━━━ Records provided ━━━

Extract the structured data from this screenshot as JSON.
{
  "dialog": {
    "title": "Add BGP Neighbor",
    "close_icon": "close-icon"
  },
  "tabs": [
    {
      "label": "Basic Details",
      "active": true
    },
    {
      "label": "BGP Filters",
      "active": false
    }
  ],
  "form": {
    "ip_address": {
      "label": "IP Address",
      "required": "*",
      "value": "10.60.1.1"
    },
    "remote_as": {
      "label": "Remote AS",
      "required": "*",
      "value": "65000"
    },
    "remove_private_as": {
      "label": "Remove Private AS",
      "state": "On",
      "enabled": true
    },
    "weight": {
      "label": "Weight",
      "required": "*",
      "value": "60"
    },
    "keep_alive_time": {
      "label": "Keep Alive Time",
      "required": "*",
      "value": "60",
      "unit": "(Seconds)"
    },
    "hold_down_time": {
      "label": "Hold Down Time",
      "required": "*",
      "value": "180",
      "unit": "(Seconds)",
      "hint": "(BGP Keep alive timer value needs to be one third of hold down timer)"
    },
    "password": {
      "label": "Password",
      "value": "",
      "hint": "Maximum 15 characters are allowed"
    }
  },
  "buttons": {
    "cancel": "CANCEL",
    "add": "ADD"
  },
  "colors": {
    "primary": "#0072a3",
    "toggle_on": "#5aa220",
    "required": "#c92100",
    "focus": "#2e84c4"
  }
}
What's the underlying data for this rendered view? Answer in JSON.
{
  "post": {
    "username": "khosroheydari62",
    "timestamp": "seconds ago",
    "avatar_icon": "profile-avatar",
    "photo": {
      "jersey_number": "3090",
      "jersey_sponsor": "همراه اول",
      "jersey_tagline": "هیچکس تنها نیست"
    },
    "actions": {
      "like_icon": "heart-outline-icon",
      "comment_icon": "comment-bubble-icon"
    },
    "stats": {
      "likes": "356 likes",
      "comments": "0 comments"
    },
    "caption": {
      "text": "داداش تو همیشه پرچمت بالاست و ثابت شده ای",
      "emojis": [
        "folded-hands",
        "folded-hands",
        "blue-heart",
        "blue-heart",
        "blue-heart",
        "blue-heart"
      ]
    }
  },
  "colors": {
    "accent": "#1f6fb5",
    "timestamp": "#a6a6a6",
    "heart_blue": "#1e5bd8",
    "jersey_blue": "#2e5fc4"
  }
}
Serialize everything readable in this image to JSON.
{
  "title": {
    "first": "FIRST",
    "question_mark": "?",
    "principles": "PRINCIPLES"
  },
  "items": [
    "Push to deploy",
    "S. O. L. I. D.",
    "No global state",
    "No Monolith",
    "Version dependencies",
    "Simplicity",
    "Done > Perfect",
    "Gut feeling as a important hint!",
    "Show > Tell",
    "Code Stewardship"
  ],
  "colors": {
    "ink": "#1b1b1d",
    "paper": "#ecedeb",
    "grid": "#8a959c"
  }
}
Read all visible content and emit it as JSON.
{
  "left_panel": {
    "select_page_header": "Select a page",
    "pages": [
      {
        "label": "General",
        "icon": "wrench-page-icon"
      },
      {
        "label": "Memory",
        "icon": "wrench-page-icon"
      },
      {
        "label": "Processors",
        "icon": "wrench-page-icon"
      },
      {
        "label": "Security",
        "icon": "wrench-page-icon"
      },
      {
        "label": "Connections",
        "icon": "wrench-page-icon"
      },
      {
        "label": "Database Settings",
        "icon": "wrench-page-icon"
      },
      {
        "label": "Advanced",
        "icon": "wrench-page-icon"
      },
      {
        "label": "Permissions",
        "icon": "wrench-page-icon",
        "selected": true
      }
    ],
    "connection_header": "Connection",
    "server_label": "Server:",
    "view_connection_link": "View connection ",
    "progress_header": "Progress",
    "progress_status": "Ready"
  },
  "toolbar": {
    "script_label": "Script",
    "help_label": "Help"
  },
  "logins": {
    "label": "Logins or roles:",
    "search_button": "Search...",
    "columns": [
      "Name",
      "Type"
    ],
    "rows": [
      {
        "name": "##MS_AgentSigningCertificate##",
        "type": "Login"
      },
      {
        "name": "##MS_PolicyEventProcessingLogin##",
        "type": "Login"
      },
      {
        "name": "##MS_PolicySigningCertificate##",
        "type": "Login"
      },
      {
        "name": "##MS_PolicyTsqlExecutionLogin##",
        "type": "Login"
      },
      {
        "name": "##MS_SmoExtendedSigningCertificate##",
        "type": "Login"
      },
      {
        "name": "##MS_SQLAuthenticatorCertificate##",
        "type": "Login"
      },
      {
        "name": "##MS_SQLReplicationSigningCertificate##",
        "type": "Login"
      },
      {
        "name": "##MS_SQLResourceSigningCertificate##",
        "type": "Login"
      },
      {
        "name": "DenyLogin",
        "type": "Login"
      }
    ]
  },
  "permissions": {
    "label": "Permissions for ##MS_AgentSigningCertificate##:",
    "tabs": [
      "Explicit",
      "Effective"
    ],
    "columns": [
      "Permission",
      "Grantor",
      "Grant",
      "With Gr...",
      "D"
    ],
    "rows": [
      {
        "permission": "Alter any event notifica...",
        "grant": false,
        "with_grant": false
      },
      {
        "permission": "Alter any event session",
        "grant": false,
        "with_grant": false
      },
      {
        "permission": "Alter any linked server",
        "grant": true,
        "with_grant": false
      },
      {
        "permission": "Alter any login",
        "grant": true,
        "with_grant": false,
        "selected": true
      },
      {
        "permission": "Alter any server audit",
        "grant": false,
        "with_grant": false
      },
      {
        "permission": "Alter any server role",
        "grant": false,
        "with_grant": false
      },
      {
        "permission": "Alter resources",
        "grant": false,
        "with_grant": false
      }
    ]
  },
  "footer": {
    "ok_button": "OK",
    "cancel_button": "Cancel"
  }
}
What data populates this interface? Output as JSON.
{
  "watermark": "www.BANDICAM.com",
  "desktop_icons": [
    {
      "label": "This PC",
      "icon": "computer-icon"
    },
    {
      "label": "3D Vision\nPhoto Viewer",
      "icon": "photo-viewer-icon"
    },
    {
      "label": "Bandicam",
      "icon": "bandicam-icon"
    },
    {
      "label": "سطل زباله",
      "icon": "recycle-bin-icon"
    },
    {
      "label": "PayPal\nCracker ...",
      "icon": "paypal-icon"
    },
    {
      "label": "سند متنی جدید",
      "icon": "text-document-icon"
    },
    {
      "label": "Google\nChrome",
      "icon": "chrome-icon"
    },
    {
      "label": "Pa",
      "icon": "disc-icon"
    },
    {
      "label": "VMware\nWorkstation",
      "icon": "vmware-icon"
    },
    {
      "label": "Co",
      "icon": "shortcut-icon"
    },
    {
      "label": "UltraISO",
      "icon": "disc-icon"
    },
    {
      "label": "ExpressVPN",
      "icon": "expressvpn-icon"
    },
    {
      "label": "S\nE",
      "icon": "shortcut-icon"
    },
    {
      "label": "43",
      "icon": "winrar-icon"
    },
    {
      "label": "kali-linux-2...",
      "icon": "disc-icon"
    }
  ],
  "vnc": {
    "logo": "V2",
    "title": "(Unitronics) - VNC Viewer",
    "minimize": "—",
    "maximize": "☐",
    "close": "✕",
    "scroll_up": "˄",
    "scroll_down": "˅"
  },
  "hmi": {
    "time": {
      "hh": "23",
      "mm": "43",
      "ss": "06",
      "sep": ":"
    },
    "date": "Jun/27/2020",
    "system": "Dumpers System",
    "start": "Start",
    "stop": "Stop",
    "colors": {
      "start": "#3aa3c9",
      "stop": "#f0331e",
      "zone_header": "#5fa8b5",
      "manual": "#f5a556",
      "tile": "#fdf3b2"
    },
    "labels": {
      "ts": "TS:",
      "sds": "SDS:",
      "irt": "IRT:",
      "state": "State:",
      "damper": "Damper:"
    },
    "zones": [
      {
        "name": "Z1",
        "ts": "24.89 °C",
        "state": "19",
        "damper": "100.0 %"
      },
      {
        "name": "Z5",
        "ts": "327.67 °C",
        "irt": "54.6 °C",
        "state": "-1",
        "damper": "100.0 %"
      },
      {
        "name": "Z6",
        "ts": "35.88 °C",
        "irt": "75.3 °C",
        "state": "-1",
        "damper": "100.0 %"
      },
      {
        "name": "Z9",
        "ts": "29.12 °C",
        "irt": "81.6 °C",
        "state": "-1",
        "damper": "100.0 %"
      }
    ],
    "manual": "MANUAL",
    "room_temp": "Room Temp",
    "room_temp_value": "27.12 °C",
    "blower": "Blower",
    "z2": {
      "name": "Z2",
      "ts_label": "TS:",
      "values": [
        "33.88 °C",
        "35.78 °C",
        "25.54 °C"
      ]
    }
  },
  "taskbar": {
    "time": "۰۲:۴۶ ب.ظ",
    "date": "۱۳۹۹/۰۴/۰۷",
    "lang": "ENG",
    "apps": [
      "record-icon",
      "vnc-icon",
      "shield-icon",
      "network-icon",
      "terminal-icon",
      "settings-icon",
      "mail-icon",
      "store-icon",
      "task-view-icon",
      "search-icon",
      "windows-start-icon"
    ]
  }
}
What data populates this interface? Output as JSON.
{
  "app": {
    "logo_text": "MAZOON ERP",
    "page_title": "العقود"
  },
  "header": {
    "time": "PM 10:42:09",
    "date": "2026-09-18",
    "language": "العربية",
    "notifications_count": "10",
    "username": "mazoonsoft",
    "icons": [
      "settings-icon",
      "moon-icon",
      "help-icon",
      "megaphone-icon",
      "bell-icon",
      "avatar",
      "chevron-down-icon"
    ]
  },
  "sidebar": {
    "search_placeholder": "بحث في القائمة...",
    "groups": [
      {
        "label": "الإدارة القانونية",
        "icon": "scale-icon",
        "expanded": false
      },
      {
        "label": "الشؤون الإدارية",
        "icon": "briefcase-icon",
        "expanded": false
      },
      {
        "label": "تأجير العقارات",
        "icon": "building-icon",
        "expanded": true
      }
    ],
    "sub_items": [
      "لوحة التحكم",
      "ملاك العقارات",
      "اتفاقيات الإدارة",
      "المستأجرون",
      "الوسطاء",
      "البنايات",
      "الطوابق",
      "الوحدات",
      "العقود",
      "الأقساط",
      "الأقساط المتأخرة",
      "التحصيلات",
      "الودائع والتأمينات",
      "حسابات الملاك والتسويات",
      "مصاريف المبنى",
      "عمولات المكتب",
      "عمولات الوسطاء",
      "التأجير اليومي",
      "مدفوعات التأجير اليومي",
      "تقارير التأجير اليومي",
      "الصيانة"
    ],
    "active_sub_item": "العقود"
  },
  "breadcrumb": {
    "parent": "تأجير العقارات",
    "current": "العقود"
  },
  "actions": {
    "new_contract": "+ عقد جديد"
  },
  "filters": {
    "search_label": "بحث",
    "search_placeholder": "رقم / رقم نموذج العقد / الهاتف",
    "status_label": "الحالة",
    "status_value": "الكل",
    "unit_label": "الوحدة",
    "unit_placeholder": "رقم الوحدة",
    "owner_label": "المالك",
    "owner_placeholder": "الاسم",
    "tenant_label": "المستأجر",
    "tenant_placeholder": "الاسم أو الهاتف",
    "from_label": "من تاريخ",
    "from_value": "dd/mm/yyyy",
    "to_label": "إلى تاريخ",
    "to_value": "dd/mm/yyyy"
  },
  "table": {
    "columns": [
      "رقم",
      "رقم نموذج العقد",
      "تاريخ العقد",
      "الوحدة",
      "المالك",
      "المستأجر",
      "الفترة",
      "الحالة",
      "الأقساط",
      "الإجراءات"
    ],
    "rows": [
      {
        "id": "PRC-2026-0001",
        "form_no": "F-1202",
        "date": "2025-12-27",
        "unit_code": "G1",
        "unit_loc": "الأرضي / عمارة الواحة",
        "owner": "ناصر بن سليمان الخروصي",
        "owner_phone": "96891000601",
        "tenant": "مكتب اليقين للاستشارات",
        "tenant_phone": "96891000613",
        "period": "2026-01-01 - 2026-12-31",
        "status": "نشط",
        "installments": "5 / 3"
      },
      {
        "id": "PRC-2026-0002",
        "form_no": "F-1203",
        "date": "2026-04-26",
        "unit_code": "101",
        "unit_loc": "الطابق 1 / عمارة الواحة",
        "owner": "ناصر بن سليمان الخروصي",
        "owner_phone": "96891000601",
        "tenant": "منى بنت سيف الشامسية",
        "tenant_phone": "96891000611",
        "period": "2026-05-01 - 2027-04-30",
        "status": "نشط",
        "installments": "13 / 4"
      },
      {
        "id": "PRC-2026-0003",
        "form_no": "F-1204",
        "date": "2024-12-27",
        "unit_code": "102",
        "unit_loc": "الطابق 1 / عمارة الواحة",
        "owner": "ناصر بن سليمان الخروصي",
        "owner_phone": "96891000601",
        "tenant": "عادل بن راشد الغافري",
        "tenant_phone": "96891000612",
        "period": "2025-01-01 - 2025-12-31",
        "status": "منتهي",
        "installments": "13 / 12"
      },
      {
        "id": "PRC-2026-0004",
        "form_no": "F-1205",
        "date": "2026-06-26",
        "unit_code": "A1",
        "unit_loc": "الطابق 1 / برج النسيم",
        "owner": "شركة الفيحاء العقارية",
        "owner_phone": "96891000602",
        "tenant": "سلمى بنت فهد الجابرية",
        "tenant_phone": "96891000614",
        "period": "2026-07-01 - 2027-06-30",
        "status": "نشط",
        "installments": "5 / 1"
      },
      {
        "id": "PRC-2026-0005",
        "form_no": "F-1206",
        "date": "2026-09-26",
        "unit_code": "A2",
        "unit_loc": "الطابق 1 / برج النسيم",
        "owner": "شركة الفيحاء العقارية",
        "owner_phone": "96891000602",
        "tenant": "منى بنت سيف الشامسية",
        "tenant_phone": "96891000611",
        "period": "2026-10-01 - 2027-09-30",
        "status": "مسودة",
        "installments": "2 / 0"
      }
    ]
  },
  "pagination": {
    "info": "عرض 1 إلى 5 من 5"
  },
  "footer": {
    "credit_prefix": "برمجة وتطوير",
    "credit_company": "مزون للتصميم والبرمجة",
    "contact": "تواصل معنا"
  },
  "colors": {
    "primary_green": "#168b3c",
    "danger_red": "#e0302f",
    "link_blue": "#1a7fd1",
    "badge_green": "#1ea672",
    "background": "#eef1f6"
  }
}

━━━

Required work: Check the data for the word "true" and pull out the lines that have it.

Task result:
      "active": true
      "enabled": true
        "selected": true
        "grant": true,
        "grant": true,
        "selected": true
        "expanded": true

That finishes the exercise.